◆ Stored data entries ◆
"""

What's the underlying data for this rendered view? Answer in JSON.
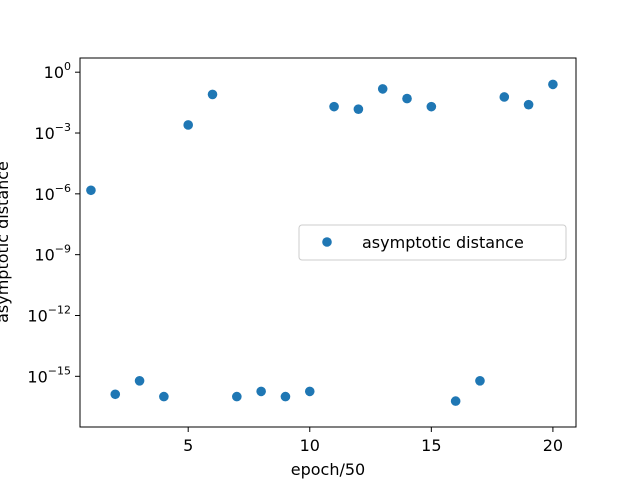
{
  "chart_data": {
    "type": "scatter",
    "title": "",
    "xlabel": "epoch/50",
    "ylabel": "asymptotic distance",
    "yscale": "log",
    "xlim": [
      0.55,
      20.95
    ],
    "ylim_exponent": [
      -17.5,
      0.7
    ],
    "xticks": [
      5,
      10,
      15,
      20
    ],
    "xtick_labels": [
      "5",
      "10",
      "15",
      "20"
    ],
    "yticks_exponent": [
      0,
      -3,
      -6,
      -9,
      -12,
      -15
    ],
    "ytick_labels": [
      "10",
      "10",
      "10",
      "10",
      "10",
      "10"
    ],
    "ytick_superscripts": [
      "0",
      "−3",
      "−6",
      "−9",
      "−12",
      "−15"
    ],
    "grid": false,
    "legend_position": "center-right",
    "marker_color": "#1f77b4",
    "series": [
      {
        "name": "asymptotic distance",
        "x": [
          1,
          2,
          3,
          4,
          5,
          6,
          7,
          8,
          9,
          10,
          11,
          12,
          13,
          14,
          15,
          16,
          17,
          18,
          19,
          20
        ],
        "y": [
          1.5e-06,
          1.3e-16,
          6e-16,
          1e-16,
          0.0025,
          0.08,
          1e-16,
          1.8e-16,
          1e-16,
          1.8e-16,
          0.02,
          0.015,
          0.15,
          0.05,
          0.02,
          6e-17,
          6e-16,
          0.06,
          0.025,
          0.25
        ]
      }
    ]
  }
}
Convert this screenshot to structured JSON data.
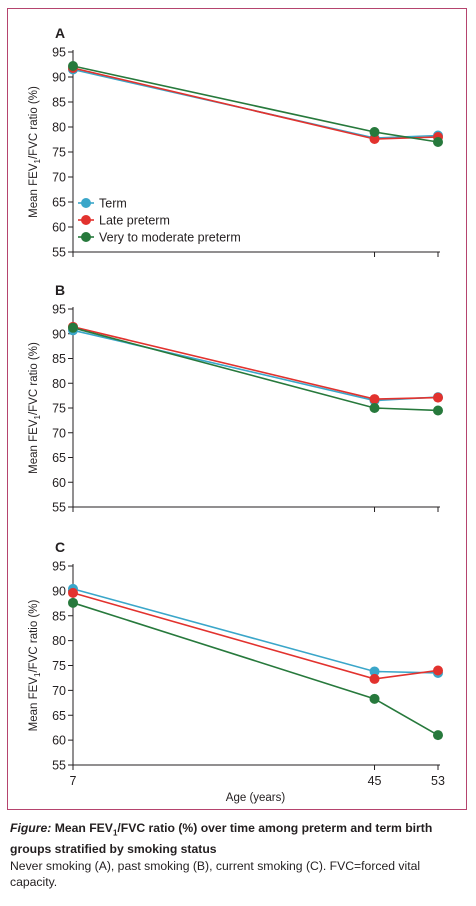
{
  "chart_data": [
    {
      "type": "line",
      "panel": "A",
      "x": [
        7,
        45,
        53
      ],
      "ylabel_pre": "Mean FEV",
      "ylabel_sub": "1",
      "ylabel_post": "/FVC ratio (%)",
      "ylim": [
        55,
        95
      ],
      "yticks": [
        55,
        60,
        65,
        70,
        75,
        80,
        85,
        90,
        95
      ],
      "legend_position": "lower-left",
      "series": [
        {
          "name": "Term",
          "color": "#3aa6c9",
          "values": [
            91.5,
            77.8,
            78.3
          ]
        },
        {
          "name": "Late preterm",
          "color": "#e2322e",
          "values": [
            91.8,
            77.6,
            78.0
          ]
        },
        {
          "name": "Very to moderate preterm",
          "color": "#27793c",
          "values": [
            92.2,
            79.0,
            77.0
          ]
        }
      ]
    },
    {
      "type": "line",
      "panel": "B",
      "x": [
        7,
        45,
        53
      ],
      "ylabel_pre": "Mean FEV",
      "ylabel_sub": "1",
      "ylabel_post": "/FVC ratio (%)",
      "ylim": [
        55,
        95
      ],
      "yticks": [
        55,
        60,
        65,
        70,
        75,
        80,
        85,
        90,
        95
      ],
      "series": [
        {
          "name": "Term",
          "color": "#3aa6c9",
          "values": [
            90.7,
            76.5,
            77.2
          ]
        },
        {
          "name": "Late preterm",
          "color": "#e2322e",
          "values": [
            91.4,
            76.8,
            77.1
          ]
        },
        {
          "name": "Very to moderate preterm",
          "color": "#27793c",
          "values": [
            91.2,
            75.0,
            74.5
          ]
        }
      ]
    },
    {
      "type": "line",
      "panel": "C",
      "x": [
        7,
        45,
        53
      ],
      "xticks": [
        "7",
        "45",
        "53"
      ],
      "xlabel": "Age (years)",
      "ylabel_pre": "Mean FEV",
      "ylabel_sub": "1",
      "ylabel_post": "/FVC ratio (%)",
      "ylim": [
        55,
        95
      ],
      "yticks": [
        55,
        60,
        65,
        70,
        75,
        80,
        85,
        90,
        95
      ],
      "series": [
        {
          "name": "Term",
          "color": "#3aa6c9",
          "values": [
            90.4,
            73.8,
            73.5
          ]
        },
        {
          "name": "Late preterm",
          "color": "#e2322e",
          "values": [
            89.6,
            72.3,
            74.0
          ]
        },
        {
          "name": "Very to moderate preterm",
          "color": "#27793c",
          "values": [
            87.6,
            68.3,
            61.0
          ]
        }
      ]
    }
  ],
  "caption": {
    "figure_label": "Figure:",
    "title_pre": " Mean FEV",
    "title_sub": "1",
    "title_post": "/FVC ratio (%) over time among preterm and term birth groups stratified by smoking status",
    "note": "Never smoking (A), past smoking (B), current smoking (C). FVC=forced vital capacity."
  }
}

"""

◆ EXERCISE BRIEF ◆
The records above need to be given again exactly. Omit the pictures.

◆ EXERCISE RESULT ◆
What's the underlying data for this rendered view? Answer in JSON.
{
  "chart_data": {
    "type": "scatter",
    "title": "",
    "xlabel": "epoch/50",
    "ylabel": "asymptotic distance",
    "yscale": "log",
    "xlim": [
      0.55,
      20.95
    ],
    "ylim_exponent": [
      -17.5,
      0.7
    ],
    "xticks": [
      5,
      10,
      15,
      20
    ],
    "xtick_labels": [
      "5",
      "10",
      "15",
      "20"
    ],
    "yticks_exponent": [
      0,
      -3,
      -6,
      -9,
      -12,
      -15
    ],
    "ytick_labels": [
      "10",
      "10",
      "10",
      "10",
      "10",
      "10"
    ],
    "ytick_superscripts": [
      "0",
      "−3",
      "−6",
      "−9",
      "−12",
      "−15"
    ],
    "grid": false,
    "legend_position": "center-right",
    "marker_color": "#1f77b4",
    "series": [
      {
        "name": "asymptotic distance",
        "x": [
          1,
          2,
          3,
          4,
          5,
          6,
          7,
          8,
          9,
          10,
          11,
          12,
          13,
          14,
          15,
          16,
          17,
          18,
          19,
          20
        ],
        "y": [
          1.5e-06,
          1.3e-16,
          6e-16,
          1e-16,
          0.0025,
          0.08,
          1e-16,
          1.8e-16,
          1e-16,
          1.8e-16,
          0.02,
          0.015,
          0.15,
          0.05,
          0.02,
          6e-17,
          6e-16,
          0.06,
          0.025,
          0.25
        ]
      }
    ]
  }
}
Convert this screenshot to structured JSON data.
{
  "chart_data": [
    {
      "type": "line",
      "panel": "A",
      "x": [
        7,
        45,
        53
      ],
      "ylabel_pre": "Mean FEV",
      "ylabel_sub": "1",
      "ylabel_post": "/FVC ratio (%)",
      "ylim": [
        55,
        95
      ],
      "yticks": [
        55,
        60,
        65,
        70,
        75,
        80,
        85,
        90,
        95
      ],
      "legend_position": "lower-left",
      "series": [
        {
          "name": "Term",
          "color": "#3aa6c9",
          "values": [
            91.5,
            77.8,
            78.3
          ]
        },
        {
          "name": "Late preterm",
          "color": "#e2322e",
          "values": [
            91.8,
            77.6,
            78.0
          ]
        },
        {
          "name": "Very to moderate preterm",
          "color": "#27793c",
          "values": [
            92.2,
            79.0,
            77.0
          ]
        }
      ]
    },
    {
      "type": "line",
      "panel": "B",
      "x": [
        7,
        45,
        53
      ],
      "ylabel_pre": "Mean FEV",
      "ylabel_sub": "1",
      "ylabel_post": "/FVC ratio (%)",
      "ylim": [
        55,
        95
      ],
      "yticks": [
        55,
        60,
        65,
        70,
        75,
        80,
        85,
        90,
        95
      ],
      "series": [
        {
          "name": "Term",
          "color": "#3aa6c9",
          "values": [
            90.7,
            76.5,
            77.2
          ]
        },
        {
          "name": "Late preterm",
          "color": "#e2322e",
          "values": [
            91.4,
            76.8,
            77.1
          ]
        },
        {
          "name": "Very to moderate preterm",
          "color": "#27793c",
          "values": [
            91.2,
            75.0,
            74.5
          ]
        }
      ]
    },
    {
      "type": "line",
      "panel": "C",
      "x": [
        7,
        45,
        53
      ],
      "xticks": [
        "7",
        "45",
        "53"
      ],
      "xlabel": "Age (years)",
      "ylabel_pre": "Mean FEV",
      "ylabel_sub": "1",
      "ylabel_post": "/FVC ratio (%)",
      "ylim": [
        55,
        95
      ],
      "yticks": [
        55,
        60,
        65,
        70,
        75,
        80,
        85,
        90,
        95
      ],
      "series": [
        {
          "name": "Term",
          "color": "#3aa6c9",
          "values": [
            90.4,
            73.8,
            73.5
          ]
        },
        {
          "name": "Late preterm",
          "color": "#e2322e",
          "values": [
            89.6,
            72.3,
            74.0
          ]
        },
        {
          "name": "Very to moderate preterm",
          "color": "#27793c",
          "values": [
            87.6,
            68.3,
            61.0
          ]
        }
      ]
    }
  ],
  "caption": {
    "figure_label": "Figure:",
    "title_pre": " Mean FEV",
    "title_sub": "1",
    "title_post": "/FVC ratio (%) over time among preterm and term birth groups stratified by smoking status",
    "note": "Never smoking (A), past smoking (B), current smoking (C). FVC=forced vital capacity."
  }
}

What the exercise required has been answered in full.